──────── Task inputs
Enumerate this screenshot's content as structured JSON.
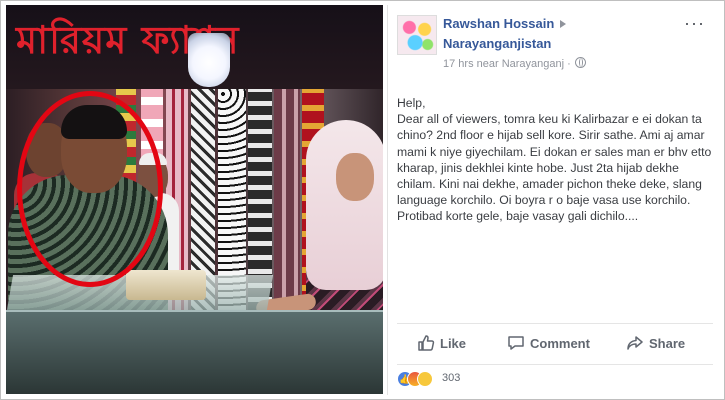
────────────────
──────── Task inputs
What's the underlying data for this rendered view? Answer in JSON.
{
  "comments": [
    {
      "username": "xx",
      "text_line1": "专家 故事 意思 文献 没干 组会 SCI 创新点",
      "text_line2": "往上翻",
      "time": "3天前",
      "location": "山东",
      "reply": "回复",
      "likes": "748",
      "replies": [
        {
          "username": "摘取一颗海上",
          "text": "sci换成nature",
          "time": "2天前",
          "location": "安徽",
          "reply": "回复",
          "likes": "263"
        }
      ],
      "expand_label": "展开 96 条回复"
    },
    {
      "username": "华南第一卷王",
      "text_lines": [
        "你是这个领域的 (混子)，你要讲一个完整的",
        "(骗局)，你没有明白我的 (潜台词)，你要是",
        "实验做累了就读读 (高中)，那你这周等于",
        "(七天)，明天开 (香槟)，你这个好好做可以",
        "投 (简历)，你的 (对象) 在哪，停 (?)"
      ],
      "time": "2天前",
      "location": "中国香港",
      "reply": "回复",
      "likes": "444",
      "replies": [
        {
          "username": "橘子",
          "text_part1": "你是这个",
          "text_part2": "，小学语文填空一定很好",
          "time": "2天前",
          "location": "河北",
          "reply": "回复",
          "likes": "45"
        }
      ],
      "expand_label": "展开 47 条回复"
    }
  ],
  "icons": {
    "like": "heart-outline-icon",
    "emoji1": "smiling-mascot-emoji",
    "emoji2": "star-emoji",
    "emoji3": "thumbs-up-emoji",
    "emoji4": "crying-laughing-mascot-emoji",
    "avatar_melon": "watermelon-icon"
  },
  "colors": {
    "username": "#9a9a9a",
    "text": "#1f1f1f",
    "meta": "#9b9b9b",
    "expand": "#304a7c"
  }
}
────────────────
──────── Task inputs
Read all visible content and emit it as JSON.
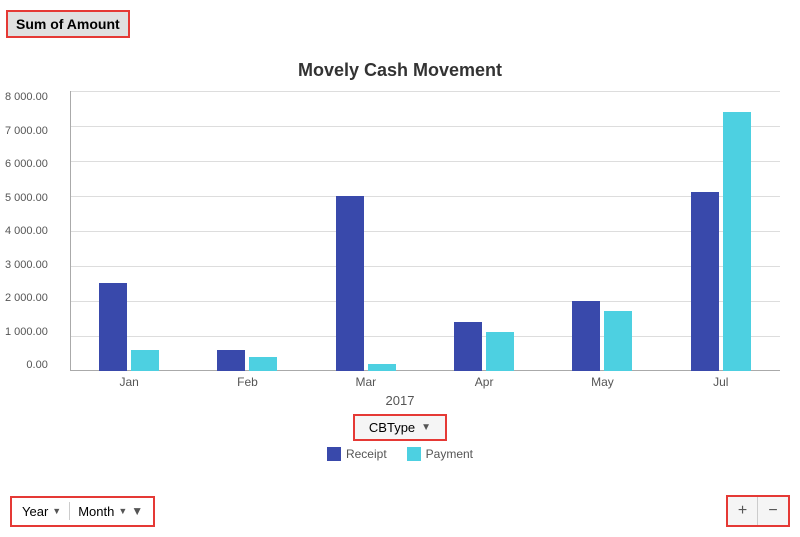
────────────────
**What to produce**
Look over the material above and show each line where "content" appears.

**The answer**
Enumerate this screenshot's content as structured JSON.
Read all visible content and emit it as JSON.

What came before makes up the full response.